§ INPUT FOR THIS TASK
⟨
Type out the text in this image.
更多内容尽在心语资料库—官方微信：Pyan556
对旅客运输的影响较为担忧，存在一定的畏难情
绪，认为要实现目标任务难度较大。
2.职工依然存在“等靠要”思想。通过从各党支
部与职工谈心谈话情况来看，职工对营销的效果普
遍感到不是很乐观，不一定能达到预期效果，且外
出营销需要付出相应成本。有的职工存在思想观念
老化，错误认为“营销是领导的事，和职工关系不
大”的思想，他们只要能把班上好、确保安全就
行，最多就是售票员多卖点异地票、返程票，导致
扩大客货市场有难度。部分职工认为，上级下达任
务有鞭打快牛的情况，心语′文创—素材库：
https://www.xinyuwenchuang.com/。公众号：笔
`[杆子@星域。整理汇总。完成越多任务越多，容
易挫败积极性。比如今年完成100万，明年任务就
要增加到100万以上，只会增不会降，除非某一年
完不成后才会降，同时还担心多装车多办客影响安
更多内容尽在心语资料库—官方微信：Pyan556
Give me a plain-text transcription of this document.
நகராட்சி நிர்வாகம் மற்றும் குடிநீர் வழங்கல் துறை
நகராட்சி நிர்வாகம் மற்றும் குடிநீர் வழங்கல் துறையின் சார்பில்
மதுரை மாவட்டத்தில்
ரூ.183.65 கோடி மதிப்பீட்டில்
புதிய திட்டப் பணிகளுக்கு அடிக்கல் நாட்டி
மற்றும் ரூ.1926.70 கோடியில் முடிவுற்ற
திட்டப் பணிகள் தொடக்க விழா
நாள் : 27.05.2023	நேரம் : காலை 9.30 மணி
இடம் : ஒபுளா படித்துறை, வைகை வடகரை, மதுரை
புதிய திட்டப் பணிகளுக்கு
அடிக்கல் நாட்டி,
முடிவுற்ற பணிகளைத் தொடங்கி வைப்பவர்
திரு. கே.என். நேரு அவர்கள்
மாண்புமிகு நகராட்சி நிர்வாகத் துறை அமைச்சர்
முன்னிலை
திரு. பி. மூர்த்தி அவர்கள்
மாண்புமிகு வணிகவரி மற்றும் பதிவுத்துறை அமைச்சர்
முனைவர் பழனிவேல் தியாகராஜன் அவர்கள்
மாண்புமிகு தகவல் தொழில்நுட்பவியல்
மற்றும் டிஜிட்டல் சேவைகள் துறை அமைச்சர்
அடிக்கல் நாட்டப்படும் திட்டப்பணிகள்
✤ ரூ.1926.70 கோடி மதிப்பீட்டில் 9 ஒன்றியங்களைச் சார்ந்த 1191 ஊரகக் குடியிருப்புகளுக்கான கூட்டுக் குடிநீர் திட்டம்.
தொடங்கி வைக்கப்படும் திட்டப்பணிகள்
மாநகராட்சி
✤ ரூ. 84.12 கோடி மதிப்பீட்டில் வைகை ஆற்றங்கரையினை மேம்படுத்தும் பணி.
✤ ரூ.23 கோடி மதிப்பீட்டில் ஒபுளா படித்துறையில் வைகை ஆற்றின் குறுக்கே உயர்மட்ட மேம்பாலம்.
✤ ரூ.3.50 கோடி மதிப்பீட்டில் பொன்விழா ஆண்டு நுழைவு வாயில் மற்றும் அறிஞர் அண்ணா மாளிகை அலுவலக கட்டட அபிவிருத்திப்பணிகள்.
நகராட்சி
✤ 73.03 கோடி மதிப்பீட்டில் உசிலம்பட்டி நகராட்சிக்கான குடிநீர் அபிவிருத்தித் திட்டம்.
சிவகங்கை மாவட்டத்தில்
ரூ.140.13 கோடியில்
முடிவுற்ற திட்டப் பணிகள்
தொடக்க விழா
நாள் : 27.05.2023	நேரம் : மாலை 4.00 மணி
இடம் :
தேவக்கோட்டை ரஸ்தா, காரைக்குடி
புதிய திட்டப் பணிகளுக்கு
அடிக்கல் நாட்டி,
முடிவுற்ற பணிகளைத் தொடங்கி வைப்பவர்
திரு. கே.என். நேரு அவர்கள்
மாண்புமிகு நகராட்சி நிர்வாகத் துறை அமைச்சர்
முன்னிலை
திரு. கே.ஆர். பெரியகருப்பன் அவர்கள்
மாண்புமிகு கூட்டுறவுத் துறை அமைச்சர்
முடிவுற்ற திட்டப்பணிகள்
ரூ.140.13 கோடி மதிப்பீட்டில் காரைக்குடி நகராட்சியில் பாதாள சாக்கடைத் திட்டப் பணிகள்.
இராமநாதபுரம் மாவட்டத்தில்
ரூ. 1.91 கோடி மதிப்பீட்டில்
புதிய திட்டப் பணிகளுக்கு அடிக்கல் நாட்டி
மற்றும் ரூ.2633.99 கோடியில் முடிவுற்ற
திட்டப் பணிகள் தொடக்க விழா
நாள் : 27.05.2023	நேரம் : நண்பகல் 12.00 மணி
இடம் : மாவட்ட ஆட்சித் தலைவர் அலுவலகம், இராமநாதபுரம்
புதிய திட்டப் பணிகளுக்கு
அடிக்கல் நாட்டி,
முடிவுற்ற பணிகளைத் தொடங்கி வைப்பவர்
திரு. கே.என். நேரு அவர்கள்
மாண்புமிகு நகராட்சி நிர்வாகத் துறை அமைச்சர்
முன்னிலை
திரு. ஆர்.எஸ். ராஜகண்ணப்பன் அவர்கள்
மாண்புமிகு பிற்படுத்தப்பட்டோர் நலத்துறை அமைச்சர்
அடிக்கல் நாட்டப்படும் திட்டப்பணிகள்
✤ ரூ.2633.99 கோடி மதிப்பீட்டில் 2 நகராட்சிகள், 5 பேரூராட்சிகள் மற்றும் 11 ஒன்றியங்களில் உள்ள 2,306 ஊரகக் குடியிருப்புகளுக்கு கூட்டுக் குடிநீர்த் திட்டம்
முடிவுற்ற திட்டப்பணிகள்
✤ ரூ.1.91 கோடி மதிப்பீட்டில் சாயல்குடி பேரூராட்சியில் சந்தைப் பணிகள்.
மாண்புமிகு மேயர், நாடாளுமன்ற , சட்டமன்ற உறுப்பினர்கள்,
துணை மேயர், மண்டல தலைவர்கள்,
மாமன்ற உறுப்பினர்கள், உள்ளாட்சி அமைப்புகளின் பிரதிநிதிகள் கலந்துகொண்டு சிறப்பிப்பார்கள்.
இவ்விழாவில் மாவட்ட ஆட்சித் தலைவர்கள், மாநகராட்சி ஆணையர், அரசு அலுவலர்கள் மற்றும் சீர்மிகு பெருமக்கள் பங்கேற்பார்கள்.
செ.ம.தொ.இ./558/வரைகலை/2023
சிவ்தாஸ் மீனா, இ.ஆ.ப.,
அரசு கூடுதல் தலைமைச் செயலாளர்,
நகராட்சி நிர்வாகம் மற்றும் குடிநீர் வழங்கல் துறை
⟩
Set down all of the records shown above once more, exactly.

Type out the text in this image.
更多内容尽在心语资料库—官方微信：Pyan556
对旅客运输的影响较为担忧，存在一定的畏难情
绪，认为要实现目标任务难度较大。
2.职工依然存在“等靠要”思想。通过从各党支
部与职工谈心谈话情况来看，职工对营销的效果普
遍感到不是很乐观，不一定能达到预期效果，且外
出营销需要付出相应成本。有的职工存在思想观念
老化，错误认为“营销是领导的事，和职工关系不
大”的思想，他们只要能把班上好、确保安全就
行，最多就是售票员多卖点异地票、返程票，导致
扩大客货市场有难度。部分职工认为，上级下达任
务有鞭打快牛的情况，心语′文创—素材库：
https://www.xinyuwenchuang.com/。公众号：笔
`[杆子@星域。整理汇总。完成越多任务越多，容
易挫败积极性。比如今年完成100万，明年任务就
要增加到100万以上，只会增不会降，除非某一年
完不成后才会降，同时还担心多装车多办客影响安
更多内容尽在心语资料库—官方微信：Pyan556
Give me a plain-text transcription of this document.
நகராட்சி நிர்வாகம் மற்றும் குடிநீர் வழங்கல் துறை
நகராட்சி நிர்வாகம் மற்றும் குடிநீர் வழங்கல் துறையின் சார்பில்
மதுரை மாவட்டத்தில்
ரூ.183.65 கோடி மதிப்பீட்டில்
புதிய திட்டப் பணிகளுக்கு அடிக்கல் நாட்டி
மற்றும் ரூ.1926.70 கோடியில் முடிவுற்ற
திட்டப் பணிகள் தொடக்க விழா
நாள் : 27.05.2023	நேரம் : காலை 9.30 மணி
இடம் : ஒபுளா படித்துறை, வைகை வடகரை, மதுரை
புதிய திட்டப் பணிகளுக்கு
அடிக்கல் நாட்டி,
முடிவுற்ற பணிகளைத் தொடங்கி வைப்பவர்
திரு. கே.என். நேரு அவர்கள்
மாண்புமிகு நகராட்சி நிர்வாகத் துறை அமைச்சர்
முன்னிலை
திரு. பி. மூர்த்தி அவர்கள்
மாண்புமிகு வணிகவரி மற்றும் பதிவுத்துறை அமைச்சர்
முனைவர் பழனிவேல் தியாகராஜன் அவர்கள்
மாண்புமிகு தகவல் தொழில்நுட்பவியல்
மற்றும் டிஜிட்டல் சேவைகள் துறை அமைச்சர்
அடிக்கல் நாட்டப்படும் திட்டப்பணிகள்
✤ ரூ.1926.70 கோடி மதிப்பீட்டில் 9 ஒன்றியங்களைச் சார்ந்த 1191 ஊரகக் குடியிருப்புகளுக்கான கூட்டுக் குடிநீர் திட்டம்.
தொடங்கி வைக்கப்படும் திட்டப்பணிகள்
மாநகராட்சி
✤ ரூ. 84.12 கோடி மதிப்பீட்டில் வைகை ஆற்றங்கரையினை மேம்படுத்தும் பணி.
✤ ரூ.23 கோடி மதிப்பீட்டில் ஒபுளா படித்துறையில் வைகை ஆற்றின் குறுக்கே உயர்மட்ட மேம்பாலம்.
✤ ரூ.3.50 கோடி மதிப்பீட்டில் பொன்விழா ஆண்டு நுழைவு வாயில் மற்றும் அறிஞர் அண்ணா மாளிகை அலுவலக கட்டட அபிவிருத்திப்பணிகள்.
நகராட்சி
✤ 73.03 கோடி மதிப்பீட்டில் உசிலம்பட்டி நகராட்சிக்கான குடிநீர் அபிவிருத்தித் திட்டம்.
சிவகங்கை மாவட்டத்தில்
ரூ.140.13 கோடியில்
முடிவுற்ற திட்டப் பணிகள்
தொடக்க விழா
நாள் : 27.05.2023	நேரம் : மாலை 4.00 மணி
இடம் :
தேவக்கோட்டை ரஸ்தா, காரைக்குடி
புதிய திட்டப் பணிகளுக்கு
அடிக்கல் நாட்டி,
முடிவுற்ற பணிகளைத் தொடங்கி வைப்பவர்
திரு. கே.என். நேரு அவர்கள்
மாண்புமிகு நகராட்சி நிர்வாகத் துறை அமைச்சர்
முன்னிலை
திரு. கே.ஆர். பெரியகருப்பன் அவர்கள்
மாண்புமிகு கூட்டுறவுத் துறை அமைச்சர்
முடிவுற்ற திட்டப்பணிகள்
ரூ.140.13 கோடி மதிப்பீட்டில் காரைக்குடி நகராட்சியில் பாதாள சாக்கடைத் திட்டப் பணிகள்.
இராமநாதபுரம் மாவட்டத்தில்
ரூ. 1.91 கோடி மதிப்பீட்டில்
புதிய திட்டப் பணிகளுக்கு அடிக்கல் நாட்டி
மற்றும் ரூ.2633.99 கோடியில் முடிவுற்ற
திட்டப் பணிகள் தொடக்க விழா
நாள் : 27.05.2023	நேரம் : நண்பகல் 12.00 மணி
இடம் : மாவட்ட ஆட்சித் தலைவர் அலுவலகம், இராமநாதபுரம்
புதிய திட்டப் பணிகளுக்கு
அடிக்கல் நாட்டி,
முடிவுற்ற பணிகளைத் தொடங்கி வைப்பவர்
திரு. கே.என். நேரு அவர்கள்
மாண்புமிகு நகராட்சி நிர்வாகத் துறை அமைச்சர்
முன்னிலை
திரு. ஆர்.எஸ். ராஜகண்ணப்பன் அவர்கள்
மாண்புமிகு பிற்படுத்தப்பட்டோர் நலத்துறை அமைச்சர்
அடிக்கல் நாட்டப்படும் திட்டப்பணிகள்
✤ ரூ.2633.99 கோடி மதிப்பீட்டில் 2 நகராட்சிகள், 5 பேரூராட்சிகள் மற்றும் 11 ஒன்றியங்களில் உள்ள 2,306 ஊரகக் குடியிருப்புகளுக்கு கூட்டுக் குடிநீர்த் திட்டம்
முடிவுற்ற திட்டப்பணிகள்
✤ ரூ.1.91 கோடி மதிப்பீட்டில் சாயல்குடி பேரூராட்சியில் சந்தைப் பணிகள்.
மாண்புமிகு மேயர், நாடாளுமன்ற , சட்டமன்ற உறுப்பினர்கள்,
துணை மேயர், மண்டல தலைவர்கள்,
மாமன்ற உறுப்பினர்கள், உள்ளாட்சி அமைப்புகளின் பிரதிநிதிகள் கலந்துகொண்டு சிறப்பிப்பார்கள்.
இவ்விழாவில் மாவட்ட ஆட்சித் தலைவர்கள், மாநகராட்சி ஆணையர், அரசு அலுவலர்கள் மற்றும் சீர்மிகு பெருமக்கள் பங்கேற்பார்கள்.
செ.ம.தொ.இ./558/வரைகலை/2023
சிவ்தாஸ் மீனா, இ.ஆ.ப.,
அரசு கூடுதல் தலைமைச் செயலாளர்,
நகராட்சி நிர்வாகம் மற்றும் குடிநீர் வழங்கல் துறை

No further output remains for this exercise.